>> Start INFORMATION PROVIDED

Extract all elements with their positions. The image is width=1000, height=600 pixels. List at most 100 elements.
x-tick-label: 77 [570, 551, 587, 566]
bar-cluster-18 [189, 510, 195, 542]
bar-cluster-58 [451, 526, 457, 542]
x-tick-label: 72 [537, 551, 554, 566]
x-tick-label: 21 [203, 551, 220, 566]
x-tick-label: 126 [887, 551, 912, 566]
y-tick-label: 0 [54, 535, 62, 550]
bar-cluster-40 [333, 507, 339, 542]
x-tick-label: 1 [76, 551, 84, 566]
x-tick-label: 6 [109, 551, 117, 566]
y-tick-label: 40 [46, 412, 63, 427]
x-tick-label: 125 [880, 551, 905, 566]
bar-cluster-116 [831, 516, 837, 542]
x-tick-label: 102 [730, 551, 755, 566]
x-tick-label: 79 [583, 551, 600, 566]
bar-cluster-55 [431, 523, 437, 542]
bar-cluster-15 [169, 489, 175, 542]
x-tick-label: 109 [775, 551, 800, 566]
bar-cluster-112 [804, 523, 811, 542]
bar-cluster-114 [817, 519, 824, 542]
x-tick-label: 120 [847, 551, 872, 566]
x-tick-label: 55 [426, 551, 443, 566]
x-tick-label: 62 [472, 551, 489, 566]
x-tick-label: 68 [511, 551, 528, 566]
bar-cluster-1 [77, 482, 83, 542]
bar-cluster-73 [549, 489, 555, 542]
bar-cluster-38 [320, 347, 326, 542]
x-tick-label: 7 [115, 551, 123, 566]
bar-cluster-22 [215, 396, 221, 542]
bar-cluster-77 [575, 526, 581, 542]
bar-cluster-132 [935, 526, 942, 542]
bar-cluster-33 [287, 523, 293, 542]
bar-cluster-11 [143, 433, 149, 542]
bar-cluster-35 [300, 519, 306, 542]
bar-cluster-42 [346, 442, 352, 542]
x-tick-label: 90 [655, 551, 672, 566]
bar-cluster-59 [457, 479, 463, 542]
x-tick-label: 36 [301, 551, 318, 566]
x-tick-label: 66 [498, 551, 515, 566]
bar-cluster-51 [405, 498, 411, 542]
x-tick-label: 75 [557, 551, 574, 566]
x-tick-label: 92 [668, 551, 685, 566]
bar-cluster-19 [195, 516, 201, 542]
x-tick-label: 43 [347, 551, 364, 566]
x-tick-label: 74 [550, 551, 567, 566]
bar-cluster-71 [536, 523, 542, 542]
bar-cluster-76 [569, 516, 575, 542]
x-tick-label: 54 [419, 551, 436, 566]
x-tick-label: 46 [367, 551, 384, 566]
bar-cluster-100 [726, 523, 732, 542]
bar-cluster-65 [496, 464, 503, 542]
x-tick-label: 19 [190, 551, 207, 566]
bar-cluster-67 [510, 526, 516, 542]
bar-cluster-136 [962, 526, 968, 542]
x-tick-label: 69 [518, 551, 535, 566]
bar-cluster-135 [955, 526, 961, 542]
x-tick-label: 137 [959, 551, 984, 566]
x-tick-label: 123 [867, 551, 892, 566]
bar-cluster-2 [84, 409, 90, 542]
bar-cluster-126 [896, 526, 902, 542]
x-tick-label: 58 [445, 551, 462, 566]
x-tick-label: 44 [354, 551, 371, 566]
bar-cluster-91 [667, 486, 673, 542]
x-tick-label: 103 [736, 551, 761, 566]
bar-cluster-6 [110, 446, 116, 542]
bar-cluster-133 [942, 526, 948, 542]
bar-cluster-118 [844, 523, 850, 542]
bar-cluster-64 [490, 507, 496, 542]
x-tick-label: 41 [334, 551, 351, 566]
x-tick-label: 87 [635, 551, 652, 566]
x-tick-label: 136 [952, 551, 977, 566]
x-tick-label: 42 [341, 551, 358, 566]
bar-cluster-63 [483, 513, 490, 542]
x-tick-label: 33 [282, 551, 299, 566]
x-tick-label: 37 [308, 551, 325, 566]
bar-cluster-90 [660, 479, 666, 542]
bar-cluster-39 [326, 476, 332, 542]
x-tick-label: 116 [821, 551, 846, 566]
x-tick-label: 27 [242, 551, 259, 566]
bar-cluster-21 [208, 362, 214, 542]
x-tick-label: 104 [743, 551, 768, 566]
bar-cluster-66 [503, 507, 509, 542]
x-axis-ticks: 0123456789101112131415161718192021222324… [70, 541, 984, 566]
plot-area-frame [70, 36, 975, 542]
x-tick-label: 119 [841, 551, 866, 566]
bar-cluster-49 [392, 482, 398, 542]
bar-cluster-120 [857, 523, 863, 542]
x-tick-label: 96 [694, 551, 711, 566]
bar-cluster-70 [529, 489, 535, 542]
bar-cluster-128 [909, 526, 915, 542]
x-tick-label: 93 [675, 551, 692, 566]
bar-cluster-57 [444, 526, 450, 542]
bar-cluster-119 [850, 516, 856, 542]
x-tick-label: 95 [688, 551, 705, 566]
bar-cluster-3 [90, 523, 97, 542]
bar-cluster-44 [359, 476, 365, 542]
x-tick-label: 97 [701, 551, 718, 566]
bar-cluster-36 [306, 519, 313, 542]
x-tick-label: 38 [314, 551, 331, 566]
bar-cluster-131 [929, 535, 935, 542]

>> End INFORMATION PROVIDED

WORK REQUIRED :: Convert the rows above into a Markdown table with the columns No. and Entry, giving each row its number and its full text and skipping any blank lines.

OUTPUT OF THE EXERCISE ::
| No. | Entry |
|---|---|
| 1 | Extract all elements with their positions. The image is width=1000, height=600 pixels. List at most 100 elements. |
| 2 | x-tick-label: 77 [570, 551, 587, 566] |
| 3 | bar-cluster-18 [189, 510, 195, 542] |
| 4 | bar-cluster-58 [451, 526, 457, 542] |
| 5 | x-tick-label: 72 [537, 551, 554, 566] |
| 6 | x-tick-label: 21 [203, 551, 220, 566] |
| 7 | x-tick-label: 126 [887, 551, 912, 566] |
| 8 | y-tick-label: 0 [54, 535, 62, 550] |
| 9 | bar-cluster-40 [333, 507, 339, 542] |
| 10 | x-tick-label: 1 [76, 551, 84, 566] |
| 11 | x-tick-label: 6 [109, 551, 117, 566] |
| 12 | y-tick-label: 40 [46, 412, 63, 427] |
| 13 | x-tick-label: 125 [880, 551, 905, 566] |
| 14 | bar-cluster-116 [831, 516, 837, 542] |
| 15 | x-tick-label: 102 [730, 551, 755, 566] |
| 16 | x-tick-label: 79 [583, 551, 600, 566] |
| 17 | bar-cluster-55 [431, 523, 437, 542] |
| 18 | bar-cluster-15 [169, 489, 175, 542] |
| 19 | x-tick-label: 109 [775, 551, 800, 566] |
| 20 | bar-cluster-112 [804, 523, 811, 542] |
| 21 | bar-cluster-114 [817, 519, 824, 542] |
| 22 | x-tick-label: 120 [847, 551, 872, 566] |
| 23 | x-tick-label: 55 [426, 551, 443, 566] |
| 24 | x-tick-label: 62 [472, 551, 489, 566] |
| 25 | x-tick-label: 68 [511, 551, 528, 566] |
| 26 | bar-cluster-1 [77, 482, 83, 542] |
| 27 | bar-cluster-73 [549, 489, 555, 542] |
| 28 | bar-cluster-38 [320, 347, 326, 542] |
| 29 | x-tick-label: 7 [115, 551, 123, 566] |
| 30 | bar-cluster-22 [215, 396, 221, 542] |
| 31 | bar-cluster-77 [575, 526, 581, 542] |
| 32 | bar-cluster-132 [935, 526, 942, 542] |
| 33 | bar-cluster-33 [287, 523, 293, 542] |
| 34 | bar-cluster-11 [143, 433, 149, 542] |
| 35 | bar-cluster-35 [300, 519, 306, 542] |
| 36 | bar-cluster-42 [346, 442, 352, 542] |
| 37 | x-tick-label: 90 [655, 551, 672, 566] |
| 38 | bar-cluster-59 [457, 479, 463, 542] |
| 39 | x-tick-label: 36 [301, 551, 318, 566] |
| 40 | x-tick-label: 66 [498, 551, 515, 566] |
| 41 | bar-cluster-51 [405, 498, 411, 542] |
| 42 | x-tick-label: 75 [557, 551, 574, 566] |
| 43 | x-tick-label: 92 [668, 551, 685, 566] |
| 44 | bar-cluster-19 [195, 516, 201, 542] |
| 45 | x-tick-label: 43 [347, 551, 364, 566] |
| 46 | x-tick-label: 74 [550, 551, 567, 566] |
| 47 | bar-cluster-71 [536, 523, 542, 542] |
| 48 | bar-cluster-76 [569, 516, 575, 542] |
| 49 | x-tick-label: 54 [419, 551, 436, 566] |
| 50 | x-tick-label: 46 [367, 551, 384, 566] |
| 51 | bar-cluster-100 [726, 523, 732, 542] |
| 52 | bar-cluster-65 [496, 464, 503, 542] |
| 53 | x-tick-label: 19 [190, 551, 207, 566] |
| 54 | bar-cluster-67 [510, 526, 516, 542] |
| 55 | bar-cluster-136 [962, 526, 968, 542] |
| 56 | x-tick-label: 69 [518, 551, 535, 566] |
| 57 | bar-cluster-135 [955, 526, 961, 542] |
| 58 | x-tick-label: 137 [959, 551, 984, 566] |
| 59 | x-tick-label: 123 [867, 551, 892, 566] |
| 60 | bar-cluster-2 [84, 409, 90, 542] |
| 61 | bar-cluster-126 [896, 526, 902, 542] |
| 62 | x-tick-label: 58 [445, 551, 462, 566] |
| 63 | x-tick-label: 44 [354, 551, 371, 566] |
| 64 | bar-cluster-91 [667, 486, 673, 542] |
| 65 | x-tick-label: 103 [736, 551, 761, 566] |
| 66 | bar-cluster-6 [110, 446, 116, 542] |
| 67 | bar-cluster-133 [942, 526, 948, 542] |
| 68 | bar-cluster-118 [844, 523, 850, 542] |
| 69 | bar-cluster-64 [490, 507, 496, 542] |
| 70 | x-tick-label: 41 [334, 551, 351, 566] |
| 71 | x-tick-label: 87 [635, 551, 652, 566] |
| 72 | x-tick-label: 136 [952, 551, 977, 566] |
| 73 | x-tick-label: 42 [341, 551, 358, 566] |
| 74 | bar-cluster-63 [483, 513, 490, 542] |
| 75 | x-tick-label: 33 [282, 551, 299, 566] |
| 76 | x-tick-label: 37 [308, 551, 325, 566] |
| 77 | bar-cluster-90 [660, 479, 666, 542] |
| 78 | bar-cluster-39 [326, 476, 332, 542] |
| 79 | x-tick-label: 116 [821, 551, 846, 566] |
| 80 | x-tick-label: 27 [242, 551, 259, 566] |
| 81 | bar-cluster-21 [208, 362, 214, 542] |
| 82 | x-tick-label: 104 [743, 551, 768, 566] |
| 83 | bar-cluster-66 [503, 507, 509, 542] |
| 84 | x-axis-ticks: 0123456789101112131415161718192021222324… [70, 541, 984, 566] |
| 85 | plot-area-frame [70, 36, 975, 542] |
| 86 | x-tick-label: 119 [841, 551, 866, 566] |
| 87 | bar-cluster-49 [392, 482, 398, 542] |
| 88 | bar-cluster-120 [857, 523, 863, 542] |
| 89 | x-tick-label: 96 [694, 551, 711, 566] |
| 90 | bar-cluster-70 [529, 489, 535, 542] |
| 91 | bar-cluster-128 [909, 526, 915, 542] |
| 92 | x-tick-label: 93 [675, 551, 692, 566] |
| 93 | bar-cluster-57 [444, 526, 450, 542] |
| 94 | bar-cluster-119 [850, 516, 856, 542] |
| 95 | x-tick-label: 95 [688, 551, 705, 566] |
| 96 | bar-cluster-3 [90, 523, 97, 542] |
| 97 | bar-cluster-44 [359, 476, 365, 542] |
| 98 | x-tick-label: 97 [701, 551, 718, 566] |
| 99 | bar-cluster-36 [306, 519, 313, 542] |
| 100 | x-tick-label: 38 [314, 551, 331, 566] |
| 101 | bar-cluster-131 [929, 535, 935, 542] |